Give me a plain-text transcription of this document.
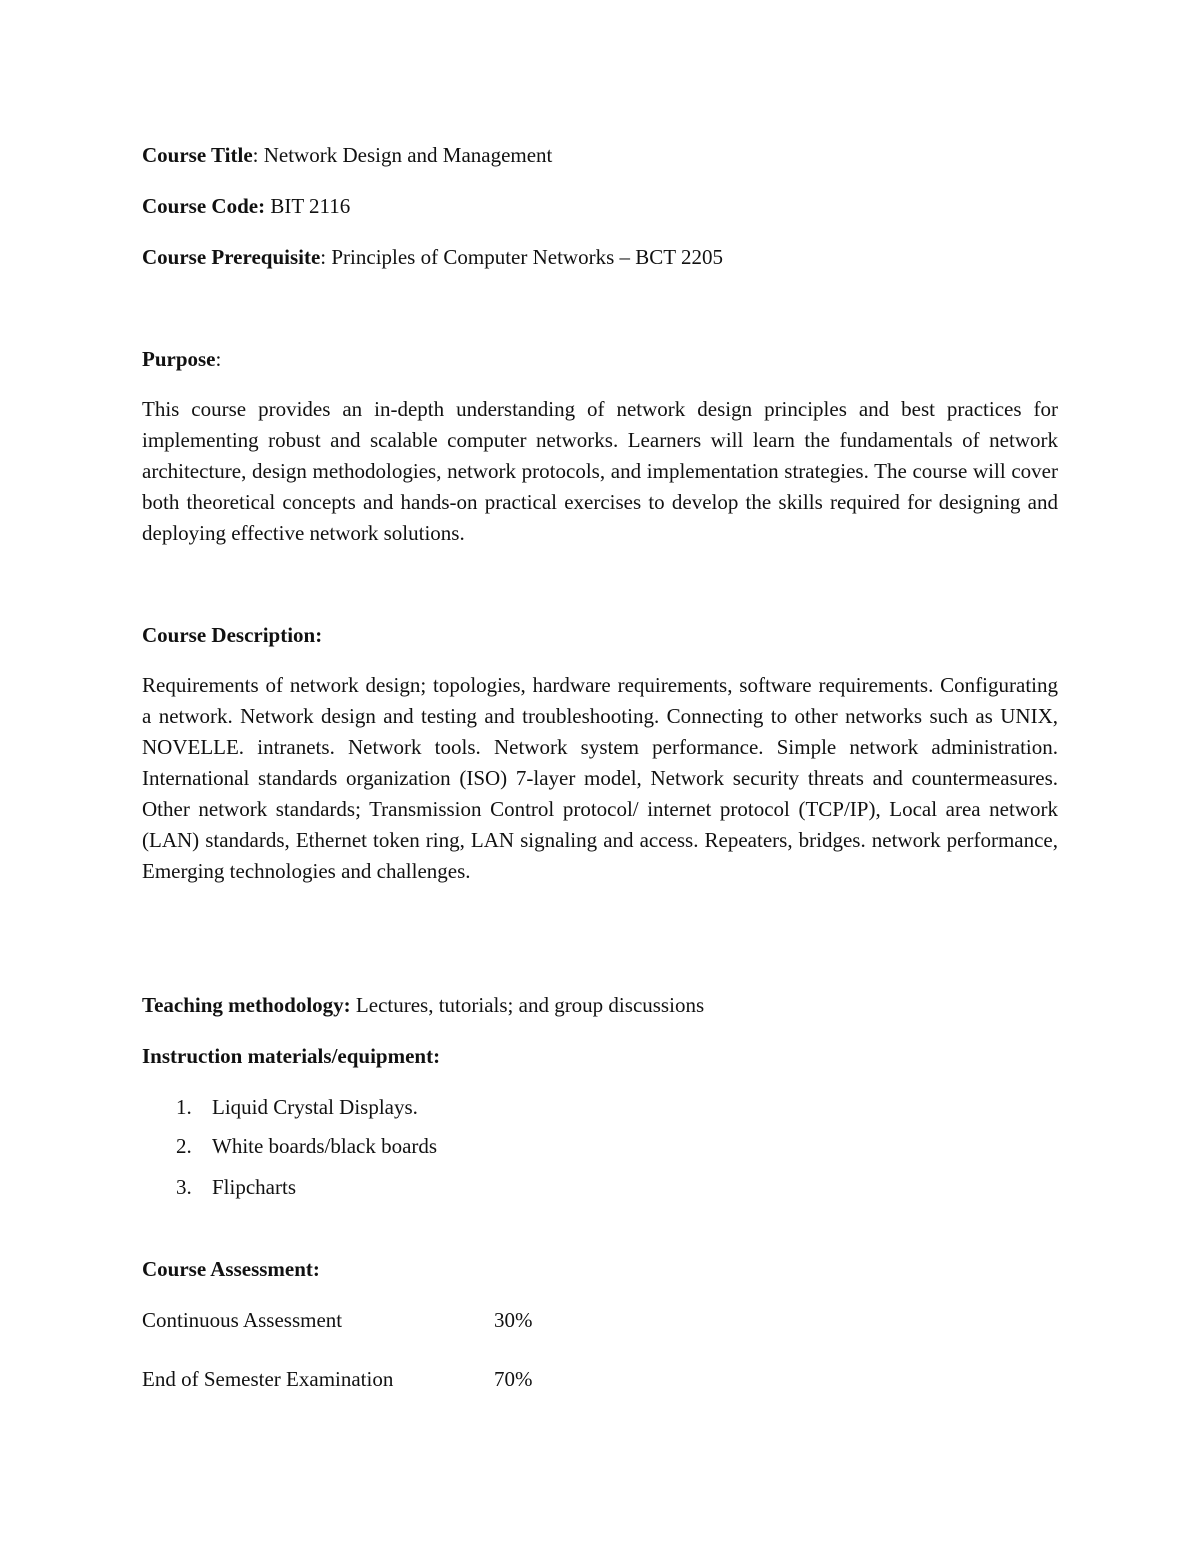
Course Title: Network Design and Management
Course Code: BIT 2116
Course Prerequisite: Principles of Computer Networks – BCT 2205
Purpose:
This course provides an in-depth understanding of network design principles and best practices for implementing robust and scalable computer networks. Learners will learn the fundamentals of network architecture, design methodologies, network protocols, and implementation strategies. The course will cover both theoretical concepts and hands-on practical exercises to develop the skills required for designing and deploying effective network solutions.
Course Description:
Requirements of network design; topologies, hardware requirements, software requirements. Configurating a network. Network design and testing and troubleshooting. Connecting to other networks such as UNIX, NOVELLE. intranets. Network tools. Network system performance. Simple network administration. International standards organization (ISO) 7-layer model, Network security threats and countermeasures. Other network standards; Transmission Control protocol/ internet protocol (TCP/IP), Local area network (LAN) standards, Ethernet token ring, LAN signaling and access. Repeaters, bridges. network performance, Emerging technologies and challenges.
Teaching methodology: Lectures, tutorials; and group discussions
Instruction materials/equipment:
1. Liquid Crystal Displays.
2. White boards/black boards
3. Flipcharts
Course Assessment:
Continuous Assessment	30%
End of Semester Examination	70%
|---|
#### [Goal]
Quote every entry exactly, with the pictures omitted.

#### [Full output]
Give me a plain-text transcription of this document.
Course Title: Network Design and Management
Course Code: BIT 2116
Course Prerequisite: Principles of Computer Networks – BCT 2205
Purpose:
This course provides an in-depth understanding of network design principles and best practices for implementing robust and scalable computer networks. Learners will learn the fundamentals of network architecture, design methodologies, network protocols, and implementation strategies. The course will cover both theoretical concepts and hands-on practical exercises to develop the skills required for designing and deploying effective network solutions.
Course Description:
Requirements of network design; topologies, hardware requirements, software requirements. Configurating a network. Network design and testing and troubleshooting. Connecting to other networks such as UNIX, NOVELLE. intranets. Network tools. Network system performance. Simple network administration. International standards organization (ISO) 7-layer model, Network security threats and countermeasures. Other network standards; Transmission Control protocol/ internet protocol (TCP/IP), Local area network (LAN) standards, Ethernet token ring, LAN signaling and access. Repeaters, bridges. network performance, Emerging technologies and challenges.
Teaching methodology: Lectures, tutorials; and group discussions
Instruction materials/equipment:
1. Liquid Crystal Displays.
2. White boards/black boards
3. Flipcharts
Course Assessment:
Continuous Assessment	30%
End of Semester Examination	70%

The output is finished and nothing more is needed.